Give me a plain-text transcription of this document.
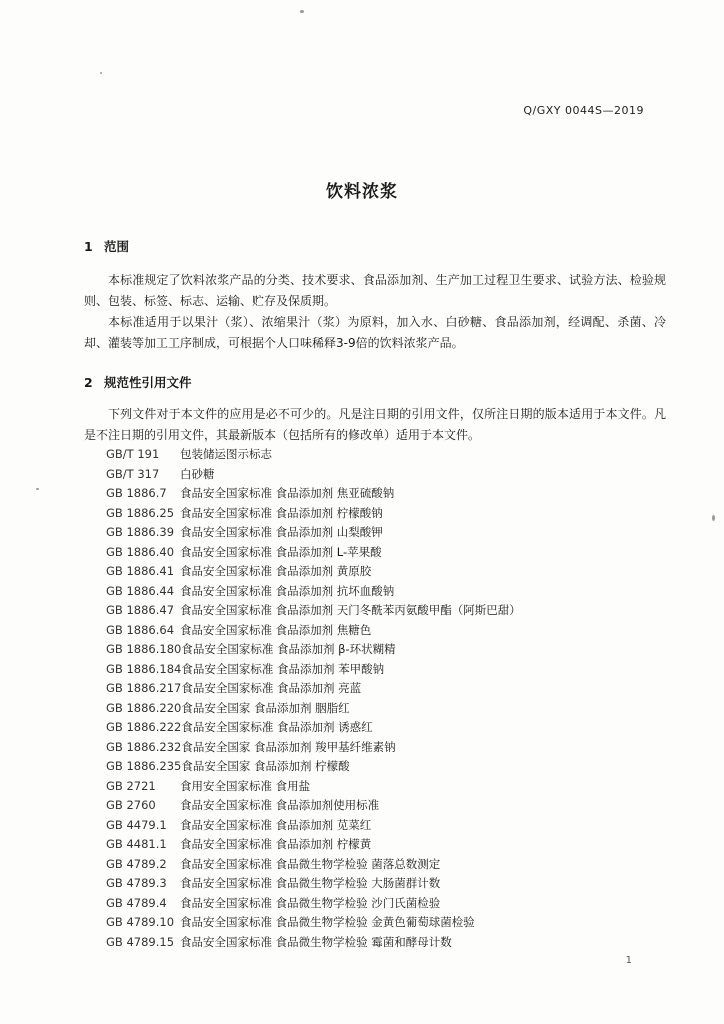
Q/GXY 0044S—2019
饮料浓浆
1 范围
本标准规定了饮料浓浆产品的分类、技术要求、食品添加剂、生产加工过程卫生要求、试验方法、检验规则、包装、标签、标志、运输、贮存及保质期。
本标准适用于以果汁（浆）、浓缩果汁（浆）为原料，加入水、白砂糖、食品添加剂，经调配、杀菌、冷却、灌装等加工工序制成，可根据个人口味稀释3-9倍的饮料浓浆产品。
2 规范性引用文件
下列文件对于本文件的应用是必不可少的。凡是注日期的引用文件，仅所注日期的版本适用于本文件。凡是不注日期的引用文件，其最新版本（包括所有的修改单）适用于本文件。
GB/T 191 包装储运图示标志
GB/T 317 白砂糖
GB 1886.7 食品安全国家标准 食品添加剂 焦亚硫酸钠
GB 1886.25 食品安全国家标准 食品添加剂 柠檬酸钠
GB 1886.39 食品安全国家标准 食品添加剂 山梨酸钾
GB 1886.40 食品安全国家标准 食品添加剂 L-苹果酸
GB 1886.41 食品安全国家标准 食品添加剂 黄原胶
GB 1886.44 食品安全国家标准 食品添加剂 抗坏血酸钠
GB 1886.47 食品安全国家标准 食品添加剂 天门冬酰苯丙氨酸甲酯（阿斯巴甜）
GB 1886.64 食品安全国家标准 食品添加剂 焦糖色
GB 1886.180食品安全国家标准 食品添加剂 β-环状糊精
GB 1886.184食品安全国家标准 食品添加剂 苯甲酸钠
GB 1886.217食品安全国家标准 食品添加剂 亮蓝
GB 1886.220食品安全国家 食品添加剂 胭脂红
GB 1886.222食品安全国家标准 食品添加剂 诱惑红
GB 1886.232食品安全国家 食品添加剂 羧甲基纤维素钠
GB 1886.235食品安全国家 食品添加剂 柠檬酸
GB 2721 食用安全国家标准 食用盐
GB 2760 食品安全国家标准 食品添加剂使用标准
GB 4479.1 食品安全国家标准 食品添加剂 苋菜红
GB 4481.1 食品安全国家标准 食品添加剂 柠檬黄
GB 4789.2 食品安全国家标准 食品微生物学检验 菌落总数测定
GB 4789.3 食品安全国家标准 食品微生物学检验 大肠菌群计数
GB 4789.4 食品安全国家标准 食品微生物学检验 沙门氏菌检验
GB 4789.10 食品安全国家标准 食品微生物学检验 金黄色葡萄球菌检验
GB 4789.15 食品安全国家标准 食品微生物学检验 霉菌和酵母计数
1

● ● ● ● ●

▶ Exercise goal
Copy out each line of the material that holds the word "食品微生物学检验".

▶ The reply
GB 4789.2 食品安全国家标准 食品微生物学检验 菌落总数测定
GB 4789.3 食品安全国家标准 食品微生物学检验 大肠菌群计数
GB 4789.4 食品安全国家标准 食品微生物学检验 沙门氏菌检验
GB 4789.10 食品安全国家标准 食品微生物学检验 金黄色葡萄球菌检验
GB 4789.15 食品安全国家标准 食品微生物学检验 霉菌和酵母计数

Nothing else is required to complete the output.